**Directions for this task**
Transcribe the records below exactly.

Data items
=-=-=-=-=
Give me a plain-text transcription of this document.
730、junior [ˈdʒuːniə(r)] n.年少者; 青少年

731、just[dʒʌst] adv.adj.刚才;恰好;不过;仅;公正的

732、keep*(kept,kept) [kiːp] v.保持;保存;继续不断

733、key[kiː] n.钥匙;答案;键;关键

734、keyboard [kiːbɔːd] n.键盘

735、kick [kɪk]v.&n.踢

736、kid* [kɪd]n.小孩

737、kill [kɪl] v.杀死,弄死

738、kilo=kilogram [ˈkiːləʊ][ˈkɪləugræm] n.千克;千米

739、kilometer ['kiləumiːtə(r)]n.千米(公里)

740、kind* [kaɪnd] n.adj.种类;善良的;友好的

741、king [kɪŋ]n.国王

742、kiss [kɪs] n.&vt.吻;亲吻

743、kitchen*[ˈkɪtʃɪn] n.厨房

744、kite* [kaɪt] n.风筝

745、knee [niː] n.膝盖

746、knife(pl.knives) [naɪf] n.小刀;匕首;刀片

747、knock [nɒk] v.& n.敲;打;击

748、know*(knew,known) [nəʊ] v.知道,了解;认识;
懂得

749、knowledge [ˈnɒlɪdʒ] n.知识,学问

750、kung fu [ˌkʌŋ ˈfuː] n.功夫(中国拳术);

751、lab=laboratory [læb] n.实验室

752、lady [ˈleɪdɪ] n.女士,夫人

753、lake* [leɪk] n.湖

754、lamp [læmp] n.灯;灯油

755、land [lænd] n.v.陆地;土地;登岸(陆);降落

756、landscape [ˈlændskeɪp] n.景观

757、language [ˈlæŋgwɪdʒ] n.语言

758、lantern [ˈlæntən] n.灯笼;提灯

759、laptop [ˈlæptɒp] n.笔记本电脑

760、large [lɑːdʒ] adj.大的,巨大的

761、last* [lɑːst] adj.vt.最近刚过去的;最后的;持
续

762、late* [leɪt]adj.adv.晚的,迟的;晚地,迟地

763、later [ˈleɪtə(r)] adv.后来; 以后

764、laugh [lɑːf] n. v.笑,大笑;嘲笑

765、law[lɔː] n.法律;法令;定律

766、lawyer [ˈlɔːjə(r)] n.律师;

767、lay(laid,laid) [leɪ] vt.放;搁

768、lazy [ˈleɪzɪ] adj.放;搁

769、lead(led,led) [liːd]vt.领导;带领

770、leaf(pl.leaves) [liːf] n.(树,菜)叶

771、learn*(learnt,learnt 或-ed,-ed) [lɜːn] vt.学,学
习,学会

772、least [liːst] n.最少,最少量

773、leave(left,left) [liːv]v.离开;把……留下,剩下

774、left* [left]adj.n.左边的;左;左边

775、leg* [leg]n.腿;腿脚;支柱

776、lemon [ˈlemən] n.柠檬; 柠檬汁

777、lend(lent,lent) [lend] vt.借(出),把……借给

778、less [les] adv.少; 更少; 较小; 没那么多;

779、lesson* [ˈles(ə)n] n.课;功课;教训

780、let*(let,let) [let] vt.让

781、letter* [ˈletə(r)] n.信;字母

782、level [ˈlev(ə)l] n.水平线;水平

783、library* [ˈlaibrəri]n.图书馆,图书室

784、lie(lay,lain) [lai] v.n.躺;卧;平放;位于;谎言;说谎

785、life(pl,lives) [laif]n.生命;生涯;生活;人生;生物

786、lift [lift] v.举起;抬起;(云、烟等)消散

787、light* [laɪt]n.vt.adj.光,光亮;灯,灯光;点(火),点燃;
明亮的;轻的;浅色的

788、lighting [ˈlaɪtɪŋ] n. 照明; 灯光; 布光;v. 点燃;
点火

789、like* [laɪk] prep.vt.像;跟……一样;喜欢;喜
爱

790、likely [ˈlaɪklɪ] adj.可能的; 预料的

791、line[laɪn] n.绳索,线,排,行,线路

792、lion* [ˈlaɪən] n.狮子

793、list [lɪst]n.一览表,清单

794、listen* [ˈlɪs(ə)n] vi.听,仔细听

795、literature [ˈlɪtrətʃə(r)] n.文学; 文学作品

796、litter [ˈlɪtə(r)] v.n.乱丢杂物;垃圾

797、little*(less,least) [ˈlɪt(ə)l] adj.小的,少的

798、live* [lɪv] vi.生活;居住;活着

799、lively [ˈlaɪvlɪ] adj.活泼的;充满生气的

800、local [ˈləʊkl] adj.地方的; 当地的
=-=-=-=-=
**Written reply**
Give me a plain-text transcription of this document.
730、junior [ˈdʒuːniə(r)] n.年少者; 青少年

731、just[dʒʌst] adv.adj.刚才;恰好;不过;仅;公正的

732、keep*(kept,kept) [kiːp] v.保持;保存;继续不断

733、key[kiː] n.钥匙;答案;键;关键

734、keyboard [kiːbɔːd] n.键盘

735、kick [kɪk]v.&n.踢

736、kid* [kɪd]n.小孩

737、kill [kɪl] v.杀死,弄死

738、kilo=kilogram [ˈkiːləʊ][ˈkɪləugræm] n.千克;千米

739、kilometer ['kiləumiːtə(r)]n.千米(公里)

740、kind* [kaɪnd] n.adj.种类;善良的;友好的

741、king [kɪŋ]n.国王

742、kiss [kɪs] n.&vt.吻;亲吻

743、kitchen*[ˈkɪtʃɪn] n.厨房

744、kite* [kaɪt] n.风筝

745、knee [niː] n.膝盖

746、knife(pl.knives) [naɪf] n.小刀;匕首;刀片

747、knock [nɒk] v.& n.敲;打;击

748、know*(knew,known) [nəʊ] v.知道,了解;认识;
懂得

749、knowledge [ˈnɒlɪdʒ] n.知识,学问

750、kung fu [ˌkʌŋ ˈfuː] n.功夫(中国拳术);

751、lab=laboratory [læb] n.实验室

752、lady [ˈleɪdɪ] n.女士,夫人

753、lake* [leɪk] n.湖

754、lamp [læmp] n.灯;灯油

755、land [lænd] n.v.陆地;土地;登岸(陆);降落

756、landscape [ˈlændskeɪp] n.景观

757、language [ˈlæŋgwɪdʒ] n.语言

758、lantern [ˈlæntən] n.灯笼;提灯

759、laptop [ˈlæptɒp] n.笔记本电脑

760、large [lɑːdʒ] adj.大的,巨大的

761、last* [lɑːst] adj.vt.最近刚过去的;最后的;持
续

762、late* [leɪt]adj.adv.晚的,迟的;晚地,迟地

763、later [ˈleɪtə(r)] adv.后来; 以后

764、laugh [lɑːf] n. v.笑,大笑;嘲笑

765、law[lɔː] n.法律;法令;定律

766、lawyer [ˈlɔːjə(r)] n.律师;

767、lay(laid,laid) [leɪ] vt.放;搁

768、lazy [ˈleɪzɪ] adj.放;搁

769、lead(led,led) [liːd]vt.领导;带领

770、leaf(pl.leaves) [liːf] n.(树,菜)叶

771、learn*(learnt,learnt 或-ed,-ed) [lɜːn] vt.学,学
习,学会

772、least [liːst] n.最少,最少量

773、leave(left,left) [liːv]v.离开;把……留下,剩下

774、left* [left]adj.n.左边的;左;左边

775、leg* [leg]n.腿;腿脚;支柱

776、lemon [ˈlemən] n.柠檬; 柠檬汁

777、lend(lent,lent) [lend] vt.借(出),把……借给

778、less [les] adv.少; 更少; 较小; 没那么多;

779、lesson* [ˈles(ə)n] n.课;功课;教训

780、let*(let,let) [let] vt.让

781、letter* [ˈletə(r)] n.信;字母

782、level [ˈlev(ə)l] n.水平线;水平

783、library* [ˈlaibrəri]n.图书馆,图书室

784、lie(lay,lain) [lai] v.n.躺;卧;平放;位于;谎言;说谎

785、life(pl,lives) [laif]n.生命;生涯;生活;人生;生物

786、lift [lift] v.举起;抬起;(云、烟等)消散

787、light* [laɪt]n.vt.adj.光,光亮;灯,灯光;点(火),点燃;
明亮的;轻的;浅色的

788、lighting [ˈlaɪtɪŋ] n. 照明; 灯光; 布光;v. 点燃;
点火

789、like* [laɪk] prep.vt.像;跟……一样;喜欢;喜
爱

790、likely [ˈlaɪklɪ] adj.可能的; 预料的

791、line[laɪn] n.绳索,线,排,行,线路

792、lion* [ˈlaɪən] n.狮子

793、list [lɪst]n.一览表,清单

794、listen* [ˈlɪs(ə)n] vi.听,仔细听

795、literature [ˈlɪtrətʃə(r)] n.文学; 文学作品

796、litter [ˈlɪtə(r)] v.n.乱丢杂物;垃圾

797、little*(less,least) [ˈlɪt(ə)l] adj.小的,少的

798、live* [lɪv] vi.生活;居住;活着

799、lively [ˈlaɪvlɪ] adj.活泼的;充满生气的

800、local [ˈləʊkl] adj.地方的; 当地的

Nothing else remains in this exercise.